* [Stated exercise]: Find the lines holding the word "Create" and collect them.

* [Dataset excerpts]:
________________________
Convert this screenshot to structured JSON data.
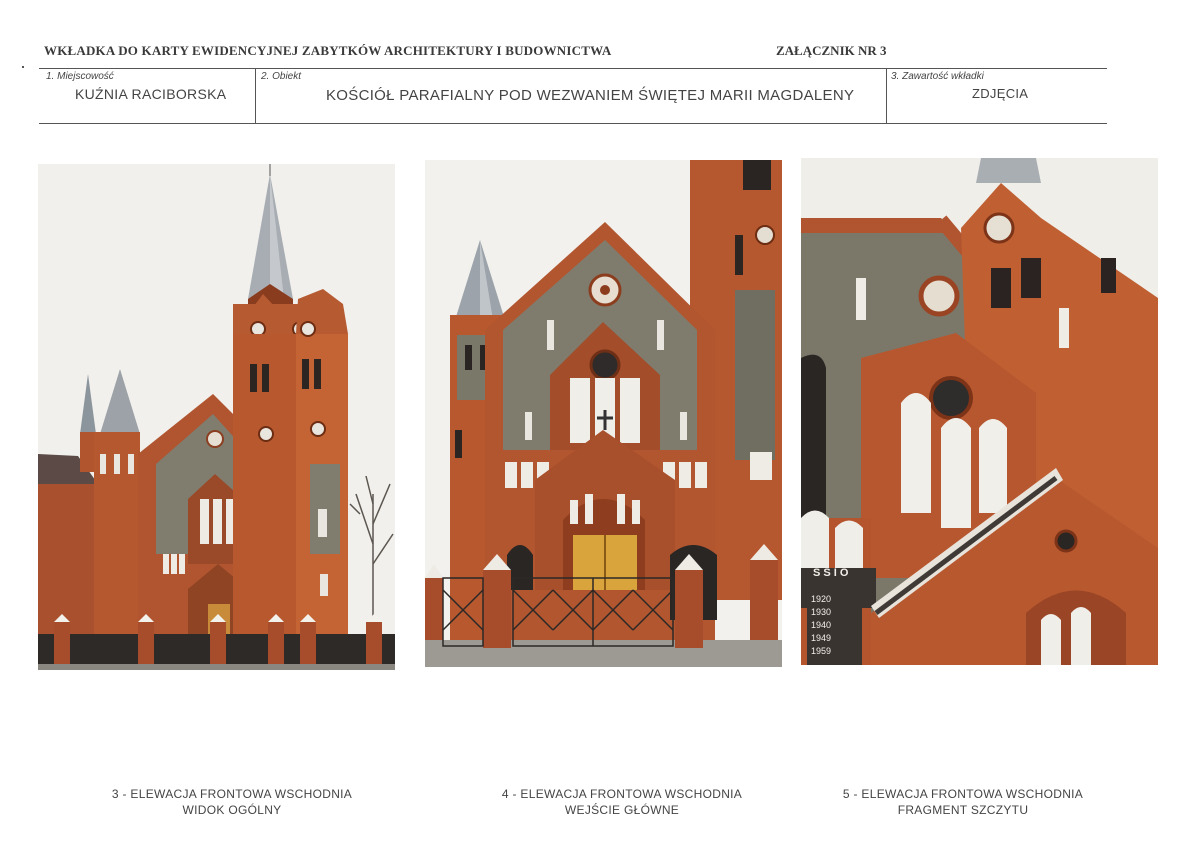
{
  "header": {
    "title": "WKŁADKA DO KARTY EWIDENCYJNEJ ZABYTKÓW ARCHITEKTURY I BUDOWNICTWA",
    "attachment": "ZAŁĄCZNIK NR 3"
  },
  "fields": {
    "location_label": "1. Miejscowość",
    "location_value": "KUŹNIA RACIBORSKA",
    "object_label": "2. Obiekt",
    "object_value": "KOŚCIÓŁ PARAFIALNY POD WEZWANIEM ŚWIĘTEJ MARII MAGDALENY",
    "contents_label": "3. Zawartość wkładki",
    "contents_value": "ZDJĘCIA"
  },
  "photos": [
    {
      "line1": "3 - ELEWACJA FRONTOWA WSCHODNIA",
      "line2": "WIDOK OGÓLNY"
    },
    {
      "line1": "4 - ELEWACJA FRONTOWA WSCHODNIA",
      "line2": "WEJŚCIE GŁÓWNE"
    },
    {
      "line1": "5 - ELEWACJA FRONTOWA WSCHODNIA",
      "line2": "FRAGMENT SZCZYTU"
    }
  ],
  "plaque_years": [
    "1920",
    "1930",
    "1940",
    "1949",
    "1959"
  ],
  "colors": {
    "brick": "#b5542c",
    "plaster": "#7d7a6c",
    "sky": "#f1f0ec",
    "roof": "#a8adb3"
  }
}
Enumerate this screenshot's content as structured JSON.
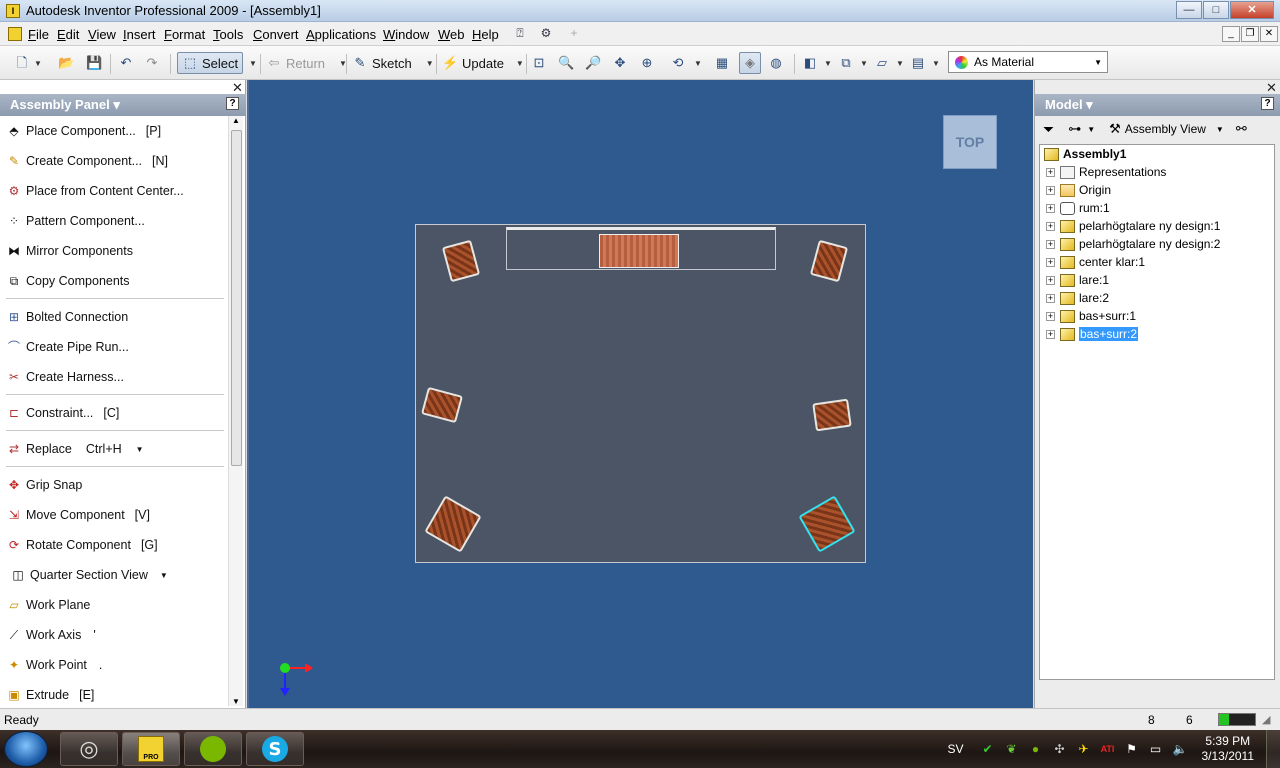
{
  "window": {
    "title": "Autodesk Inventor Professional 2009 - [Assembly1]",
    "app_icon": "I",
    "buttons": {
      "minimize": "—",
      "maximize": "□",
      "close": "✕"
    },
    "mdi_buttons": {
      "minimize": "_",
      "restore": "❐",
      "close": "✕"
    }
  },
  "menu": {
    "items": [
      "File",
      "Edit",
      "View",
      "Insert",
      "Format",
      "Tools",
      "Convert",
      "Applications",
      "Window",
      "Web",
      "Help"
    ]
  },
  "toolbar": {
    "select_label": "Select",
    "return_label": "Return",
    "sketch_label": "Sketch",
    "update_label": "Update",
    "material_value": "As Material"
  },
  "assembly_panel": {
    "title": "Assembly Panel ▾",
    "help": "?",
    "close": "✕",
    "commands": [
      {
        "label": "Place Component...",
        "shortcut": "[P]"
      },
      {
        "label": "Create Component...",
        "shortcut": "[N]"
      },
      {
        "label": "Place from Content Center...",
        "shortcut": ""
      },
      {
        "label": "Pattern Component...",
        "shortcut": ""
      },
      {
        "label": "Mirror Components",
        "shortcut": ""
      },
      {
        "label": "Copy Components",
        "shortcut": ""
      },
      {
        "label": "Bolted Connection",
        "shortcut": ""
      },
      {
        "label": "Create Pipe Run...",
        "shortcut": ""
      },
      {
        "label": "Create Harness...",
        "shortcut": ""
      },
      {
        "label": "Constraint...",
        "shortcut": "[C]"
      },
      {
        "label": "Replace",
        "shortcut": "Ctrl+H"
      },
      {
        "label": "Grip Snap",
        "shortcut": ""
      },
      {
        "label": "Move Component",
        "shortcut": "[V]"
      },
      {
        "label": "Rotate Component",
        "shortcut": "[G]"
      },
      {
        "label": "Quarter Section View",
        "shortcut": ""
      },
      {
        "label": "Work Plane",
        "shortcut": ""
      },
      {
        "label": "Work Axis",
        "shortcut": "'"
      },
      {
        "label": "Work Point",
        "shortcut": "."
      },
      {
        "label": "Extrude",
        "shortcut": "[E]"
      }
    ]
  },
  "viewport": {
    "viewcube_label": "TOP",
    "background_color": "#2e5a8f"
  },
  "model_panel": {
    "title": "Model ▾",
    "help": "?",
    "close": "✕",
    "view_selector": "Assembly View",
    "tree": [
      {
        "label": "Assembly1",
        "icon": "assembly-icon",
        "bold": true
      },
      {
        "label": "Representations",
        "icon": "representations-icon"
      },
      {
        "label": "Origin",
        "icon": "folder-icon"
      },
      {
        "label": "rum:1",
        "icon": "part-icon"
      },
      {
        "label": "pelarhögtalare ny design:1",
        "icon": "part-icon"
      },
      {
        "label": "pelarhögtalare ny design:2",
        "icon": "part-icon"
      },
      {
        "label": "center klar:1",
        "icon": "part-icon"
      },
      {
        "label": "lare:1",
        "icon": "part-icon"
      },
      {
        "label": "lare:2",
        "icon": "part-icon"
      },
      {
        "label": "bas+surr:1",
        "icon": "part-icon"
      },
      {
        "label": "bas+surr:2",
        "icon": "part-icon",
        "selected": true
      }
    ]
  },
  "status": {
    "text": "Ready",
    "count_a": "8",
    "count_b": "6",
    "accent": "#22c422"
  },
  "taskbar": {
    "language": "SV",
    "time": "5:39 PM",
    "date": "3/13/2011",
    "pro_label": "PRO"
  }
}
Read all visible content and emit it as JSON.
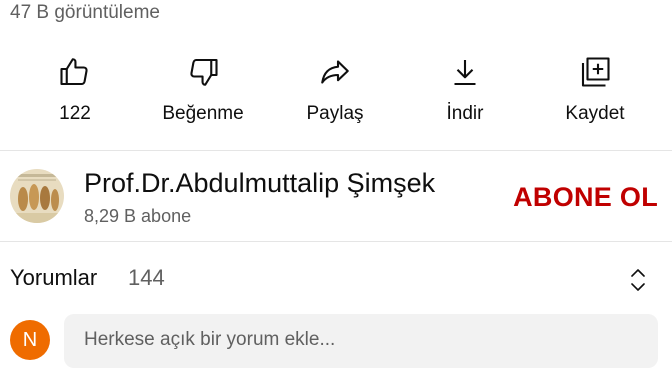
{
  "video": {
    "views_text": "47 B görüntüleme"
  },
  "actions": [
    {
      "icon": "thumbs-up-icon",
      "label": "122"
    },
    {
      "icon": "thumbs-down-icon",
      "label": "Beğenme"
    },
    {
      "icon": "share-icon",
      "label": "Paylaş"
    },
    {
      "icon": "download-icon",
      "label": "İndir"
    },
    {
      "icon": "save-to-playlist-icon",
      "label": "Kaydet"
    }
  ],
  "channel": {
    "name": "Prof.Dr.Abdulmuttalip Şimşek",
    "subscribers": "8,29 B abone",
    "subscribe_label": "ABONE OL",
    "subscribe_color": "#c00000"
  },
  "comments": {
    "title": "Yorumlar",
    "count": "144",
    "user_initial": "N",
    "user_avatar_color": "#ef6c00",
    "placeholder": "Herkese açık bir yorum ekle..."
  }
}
________________________
* [Task output]:
        "label": "Create Component...",
        "label": "Create Pipe Run...",
        "label": "Create Harness...",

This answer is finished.